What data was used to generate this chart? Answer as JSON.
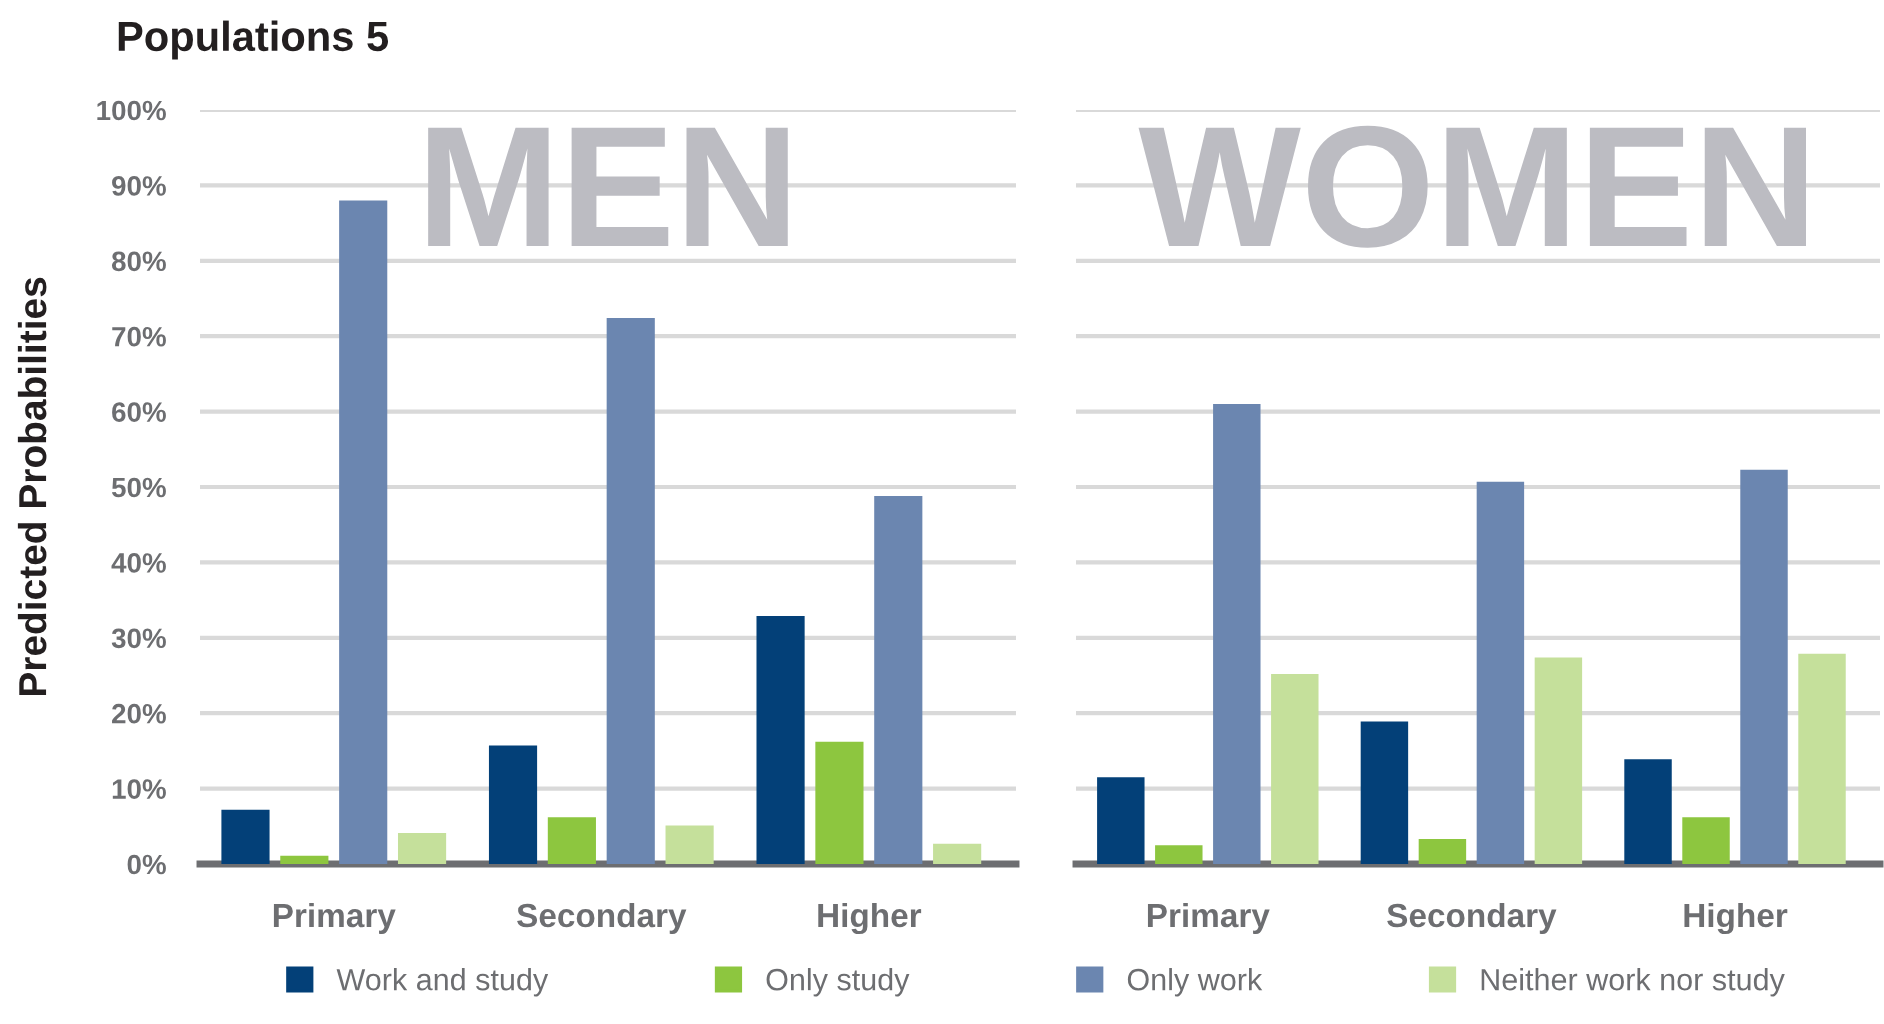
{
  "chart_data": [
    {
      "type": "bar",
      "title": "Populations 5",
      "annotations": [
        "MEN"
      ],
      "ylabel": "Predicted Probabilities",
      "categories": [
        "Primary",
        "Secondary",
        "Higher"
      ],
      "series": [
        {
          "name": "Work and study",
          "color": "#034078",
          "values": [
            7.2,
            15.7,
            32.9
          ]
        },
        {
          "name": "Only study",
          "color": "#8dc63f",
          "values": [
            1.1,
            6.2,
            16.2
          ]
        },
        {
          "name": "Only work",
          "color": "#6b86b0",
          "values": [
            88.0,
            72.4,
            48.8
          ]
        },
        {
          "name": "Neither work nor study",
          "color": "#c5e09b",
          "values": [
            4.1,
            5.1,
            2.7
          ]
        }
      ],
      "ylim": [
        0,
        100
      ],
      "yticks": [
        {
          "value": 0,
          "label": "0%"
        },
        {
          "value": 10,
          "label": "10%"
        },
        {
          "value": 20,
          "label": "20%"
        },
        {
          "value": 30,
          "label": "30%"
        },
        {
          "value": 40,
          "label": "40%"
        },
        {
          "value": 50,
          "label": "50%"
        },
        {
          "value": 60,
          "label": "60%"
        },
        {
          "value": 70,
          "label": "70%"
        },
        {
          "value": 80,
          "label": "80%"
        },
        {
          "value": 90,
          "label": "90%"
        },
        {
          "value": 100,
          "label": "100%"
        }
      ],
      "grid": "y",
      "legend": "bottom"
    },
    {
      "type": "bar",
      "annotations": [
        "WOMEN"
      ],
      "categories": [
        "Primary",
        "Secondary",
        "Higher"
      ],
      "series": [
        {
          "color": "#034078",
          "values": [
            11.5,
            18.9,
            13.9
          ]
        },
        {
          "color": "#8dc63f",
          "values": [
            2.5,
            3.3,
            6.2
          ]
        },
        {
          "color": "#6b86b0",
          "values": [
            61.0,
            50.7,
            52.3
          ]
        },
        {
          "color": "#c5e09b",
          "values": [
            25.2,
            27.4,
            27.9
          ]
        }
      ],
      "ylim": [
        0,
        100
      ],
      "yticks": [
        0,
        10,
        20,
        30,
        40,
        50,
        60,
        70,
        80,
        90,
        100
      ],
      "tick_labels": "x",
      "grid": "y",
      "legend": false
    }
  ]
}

...

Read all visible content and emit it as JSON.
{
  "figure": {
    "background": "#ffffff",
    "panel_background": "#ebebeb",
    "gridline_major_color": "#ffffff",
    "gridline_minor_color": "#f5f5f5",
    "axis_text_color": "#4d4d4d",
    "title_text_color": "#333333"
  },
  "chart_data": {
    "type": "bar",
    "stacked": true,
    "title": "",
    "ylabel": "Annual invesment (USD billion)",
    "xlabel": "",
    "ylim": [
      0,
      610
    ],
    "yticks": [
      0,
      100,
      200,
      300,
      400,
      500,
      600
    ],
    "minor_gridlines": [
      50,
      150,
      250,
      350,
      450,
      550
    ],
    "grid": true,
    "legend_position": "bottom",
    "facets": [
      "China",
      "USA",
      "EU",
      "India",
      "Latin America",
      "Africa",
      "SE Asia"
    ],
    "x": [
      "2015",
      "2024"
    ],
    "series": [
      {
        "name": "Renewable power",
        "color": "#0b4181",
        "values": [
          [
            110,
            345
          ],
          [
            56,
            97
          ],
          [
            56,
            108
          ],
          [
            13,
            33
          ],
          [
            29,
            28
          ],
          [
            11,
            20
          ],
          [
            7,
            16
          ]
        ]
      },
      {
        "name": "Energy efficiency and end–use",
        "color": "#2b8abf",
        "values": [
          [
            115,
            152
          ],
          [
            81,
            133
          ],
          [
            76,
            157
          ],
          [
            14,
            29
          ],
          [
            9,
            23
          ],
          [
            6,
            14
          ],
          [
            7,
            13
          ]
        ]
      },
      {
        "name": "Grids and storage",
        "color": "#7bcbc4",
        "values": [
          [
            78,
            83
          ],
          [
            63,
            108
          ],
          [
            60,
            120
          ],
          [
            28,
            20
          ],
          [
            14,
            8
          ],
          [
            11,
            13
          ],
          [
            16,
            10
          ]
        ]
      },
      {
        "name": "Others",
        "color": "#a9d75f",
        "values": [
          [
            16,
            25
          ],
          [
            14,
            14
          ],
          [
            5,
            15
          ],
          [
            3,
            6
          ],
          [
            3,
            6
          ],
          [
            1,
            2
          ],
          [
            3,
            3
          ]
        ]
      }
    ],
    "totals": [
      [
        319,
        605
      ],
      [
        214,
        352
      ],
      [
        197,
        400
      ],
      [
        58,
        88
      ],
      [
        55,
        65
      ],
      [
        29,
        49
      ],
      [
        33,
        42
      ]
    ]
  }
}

Exercise instructions:
Show every line above in which the word "name" occurs.

Answer for the task:
          "name": "Work and study",
          "name": "Only study",
          "name": "Only work",
          "name": "Neither work nor study",
        "name": "Renewable power",
        "name": "Energy efficiency and end–use",
        "name": "Grids and storage",
        "name": "Others",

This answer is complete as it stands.